* **Aim**: Once the pictures are set aside, transcribe the remaining data exactly.

* **Data excerpts**:

+++++

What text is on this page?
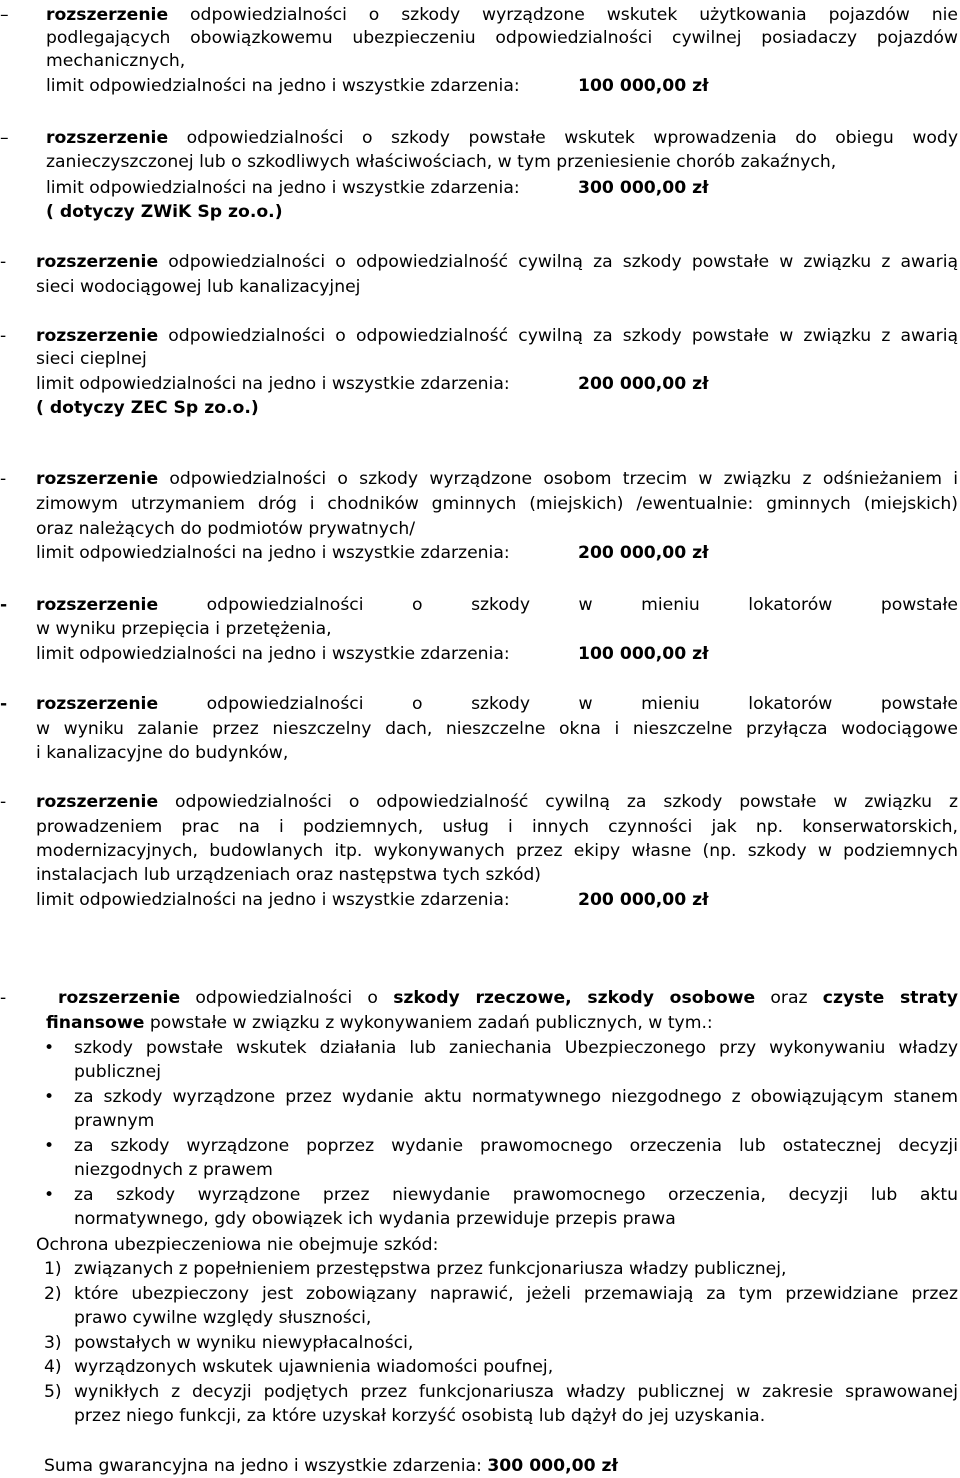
– rozszerzenie odpowiedzialności o szkody wyrządzone wskutek użytkowania pojazdów nie
podlegających obowiązkowemu ubezpieczeniu odpowiedzialności cywilnej posiadaczy pojazdów
mechanicznych,
limit odpowiedzialności na jedno i wszystkie zdarzenia:	100 000,00 zł
– rozszerzenie odpowiedzialności o szkody powstałe wskutek wprowadzenia do obiegu wody
zanieczyszczonej lub o szkodliwych właściwościach, w tym przeniesienie chorób zakaźnych,
limit odpowiedzialności na jedno i wszystkie zdarzenia:	300 000,00 zł
( dotyczy ZWiK Sp zo.o.)
- rozszerzenie odpowiedzialności o odpowiedzialność cywilną za szkody powstałe w związku z awarią
sieci wodociągowej lub kanalizacyjnej
- rozszerzenie odpowiedzialności o odpowiedzialność cywilną za szkody powstałe w związku z awarią
sieci cieplnej
limit odpowiedzialności na jedno i wszystkie zdarzenia:	200 000,00 zł
( dotyczy ZEC Sp zo.o.)
- rozszerzenie odpowiedzialności o szkody wyrządzone osobom trzecim w związku z odśnieżaniem i
zimowym utrzymaniem dróg i chodników gminnych (miejskich) /ewentualnie: gminnych (miejskich)
oraz należących do podmiotów prywatnych/
limit odpowiedzialności na jedno i wszystkie zdarzenia:	200 000,00 zł
- rozszerzenie	odpowiedzialności o szkody w mieniu lokatorów powstałe
w wyniku przepięcia i przetężenia,
limit odpowiedzialności na jedno i wszystkie zdarzenia:	100 000,00 zł
- rozszerzenie	odpowiedzialności o szkody w mieniu lokatorów powstałe
w wyniku zalanie przez nieszczelny dach, nieszczelne okna i nieszczelne przyłącza wodociągowe
i kanalizacyjne do budynków,
- rozszerzenie odpowiedzialności o odpowiedzialność cywilną za szkody powstałe w związku z
prowadzeniem prac na i podziemnych, usług i innych czynności jak np. konserwatorskich,
modernizacyjnych, budowlanych itp. wykonywanych przez ekipy własne (np. szkody w podziemnych
instalacjach lub urządzeniach oraz następstwa tych szkód)
limit odpowiedzialności na jedno i wszystkie zdarzenia:	200 000,00 zł
-	rozszerzenie odpowiedzialności o szkody rzeczowe, szkody osobowe oraz czyste straty
finansowe powstałe w związku z wykonywaniem zadań publicznych, w tym.:
• szkody powstałe wskutek działania lub zaniechania Ubezpieczonego przy wykonywaniu władzy
publicznej
• za szkody wyrządzone przez wydanie aktu normatywnego niezgodnego z obowiązującym stanem
prawnym
• za szkody wyrządzone poprzez wydanie prawomocnego orzeczenia lub ostatecznej decyzji
niezgodnych z prawem
• za szkody wyrządzone przez niewydanie prawomocnego orzeczenia, decyzji lub aktu
normatywnego, gdy obowiązek ich wydania przewiduje przepis prawa
Ochrona ubezpieczeniowa nie obejmuje szkód:
1) związanych z popełnieniem przestępstwa przez funkcjonariusza władzy publicznej,
2) które ubezpieczony jest zobowiązany naprawić, jeżeli przemawiają za tym przewidziane przez
prawo cywilne względy słuszności,
3) powstałych w wyniku niewypłacalności,
4) wyrządzonych wskutek ujawnienia wiadomości poufnej,
5) wynikłych z decyzji podjętych przez funkcjonariusza władzy publicznej w zakresie sprawowanej
przez niego funkcji, za które uzyskał korzyść osobistą lub dążył do jej uzyskania.
Suma gwarancyjna na jedno i wszystkie zdarzenia: 300 000,00 zł
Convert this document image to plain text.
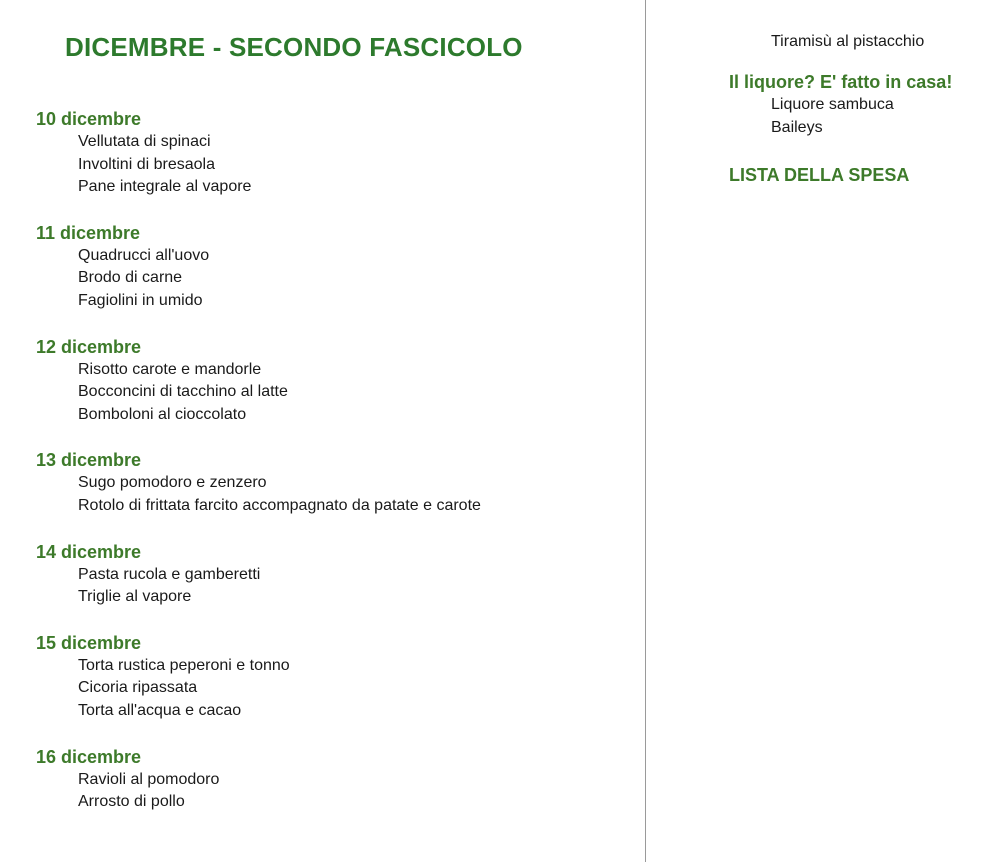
DICEMBRE - SECONDO FASCICOLO
10 dicembre
Vellutata di spinaci
Involtini di bresaola
Pane integrale al vapore
11 dicembre
Quadrucci all'uovo
Brodo di carne
Fagiolini in umido
12 dicembre
Risotto carote e mandorle
Bocconcini di tacchino al latte
Bomboloni al cioccolato
13 dicembre
Sugo pomodoro e zenzero
Rotolo di frittata farcito accompagnato da patate e carote
14 dicembre
Pasta rucola e gamberetti
Triglie al vapore
15 dicembre
Torta rustica peperoni e tonno
Cicoria ripassata
Torta all'acqua e cacao
16 dicembre
Ravioli al pomodoro
Arrosto di pollo
Tiramisù al pistacchio
Il liquore? E' fatto in casa!
Liquore sambuca
Baileys
LISTA DELLA SPESA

+++++

* **Written response**:
What text is on this page?
– rozszerzenie odpowiedzialności o szkody wyrządzone wskutek użytkowania pojazdów nie
podlegających obowiązkowemu ubezpieczeniu odpowiedzialności cywilnej posiadaczy pojazdów
mechanicznych,
limit odpowiedzialności na jedno i wszystkie zdarzenia:	100 000,00 zł
– rozszerzenie odpowiedzialności o szkody powstałe wskutek wprowadzenia do obiegu wody
zanieczyszczonej lub o szkodliwych właściwościach, w tym przeniesienie chorób zakaźnych,
limit odpowiedzialności na jedno i wszystkie zdarzenia:	300 000,00 zł
( dotyczy ZWiK Sp zo.o.)
- rozszerzenie odpowiedzialności o odpowiedzialność cywilną za szkody powstałe w związku z awarią
sieci wodociągowej lub kanalizacyjnej
- rozszerzenie odpowiedzialności o odpowiedzialność cywilną za szkody powstałe w związku z awarią
sieci cieplnej
limit odpowiedzialności na jedno i wszystkie zdarzenia:	200 000,00 zł
( dotyczy ZEC Sp zo.o.)
- rozszerzenie odpowiedzialności o szkody wyrządzone osobom trzecim w związku z odśnieżaniem i
zimowym utrzymaniem dróg i chodników gminnych (miejskich) /ewentualnie: gminnych (miejskich)
oraz należących do podmiotów prywatnych/
limit odpowiedzialności na jedno i wszystkie zdarzenia:	200 000,00 zł
- rozszerzenie	odpowiedzialności o szkody w mieniu lokatorów powstałe
w wyniku przepięcia i przetężenia,
limit odpowiedzialności na jedno i wszystkie zdarzenia:	100 000,00 zł
- rozszerzenie	odpowiedzialności o szkody w mieniu lokatorów powstałe
w wyniku zalanie przez nieszczelny dach, nieszczelne okna i nieszczelne przyłącza wodociągowe
i kanalizacyjne do budynków,
- rozszerzenie odpowiedzialności o odpowiedzialność cywilną za szkody powstałe w związku z
prowadzeniem prac na i podziemnych, usług i innych czynności jak np. konserwatorskich,
modernizacyjnych, budowlanych itp. wykonywanych przez ekipy własne (np. szkody w podziemnych
instalacjach lub urządzeniach oraz następstwa tych szkód)
limit odpowiedzialności na jedno i wszystkie zdarzenia:	200 000,00 zł
-	rozszerzenie odpowiedzialności o szkody rzeczowe, szkody osobowe oraz czyste straty
finansowe powstałe w związku z wykonywaniem zadań publicznych, w tym.:
• szkody powstałe wskutek działania lub zaniechania Ubezpieczonego przy wykonywaniu władzy
publicznej
• za szkody wyrządzone przez wydanie aktu normatywnego niezgodnego z obowiązującym stanem
prawnym
• za szkody wyrządzone poprzez wydanie prawomocnego orzeczenia lub ostatecznej decyzji
niezgodnych z prawem
• za szkody wyrządzone przez niewydanie prawomocnego orzeczenia, decyzji lub aktu
normatywnego, gdy obowiązek ich wydania przewiduje przepis prawa
Ochrona ubezpieczeniowa nie obejmuje szkód:
1) związanych z popełnieniem przestępstwa przez funkcjonariusza władzy publicznej,
2) które ubezpieczony jest zobowiązany naprawić, jeżeli przemawiają za tym przewidziane przez
prawo cywilne względy słuszności,
3) powstałych w wyniku niewypłacalności,
4) wyrządzonych wskutek ujawnienia wiadomości poufnej,
5) wynikłych z decyzji podjętych przez funkcjonariusza władzy publicznej w zakresie sprawowanej
przez niego funkcji, za które uzyskał korzyść osobistą lub dążył do jej uzyskania.
Suma gwarancyjna na jedno i wszystkie zdarzenia: 300 000,00 zł
Convert this document image to plain text.
DICEMBRE - SECONDO FASCICOLO
10 dicembre
Vellutata di spinaci
Involtini di bresaola
Pane integrale al vapore
11 dicembre
Quadrucci all'uovo
Brodo di carne
Fagiolini in umido
12 dicembre
Risotto carote e mandorle
Bocconcini di tacchino al latte
Bomboloni al cioccolato
13 dicembre
Sugo pomodoro e zenzero
Rotolo di frittata farcito accompagnato da patate e carote
14 dicembre
Pasta rucola e gamberetti
Triglie al vapore
15 dicembre
Torta rustica peperoni e tonno
Cicoria ripassata
Torta all'acqua e cacao
16 dicembre
Ravioli al pomodoro
Arrosto di pollo
Tiramisù al pistacchio
Il liquore? E' fatto in casa!
Liquore sambuca
Baileys
LISTA DELLA SPESA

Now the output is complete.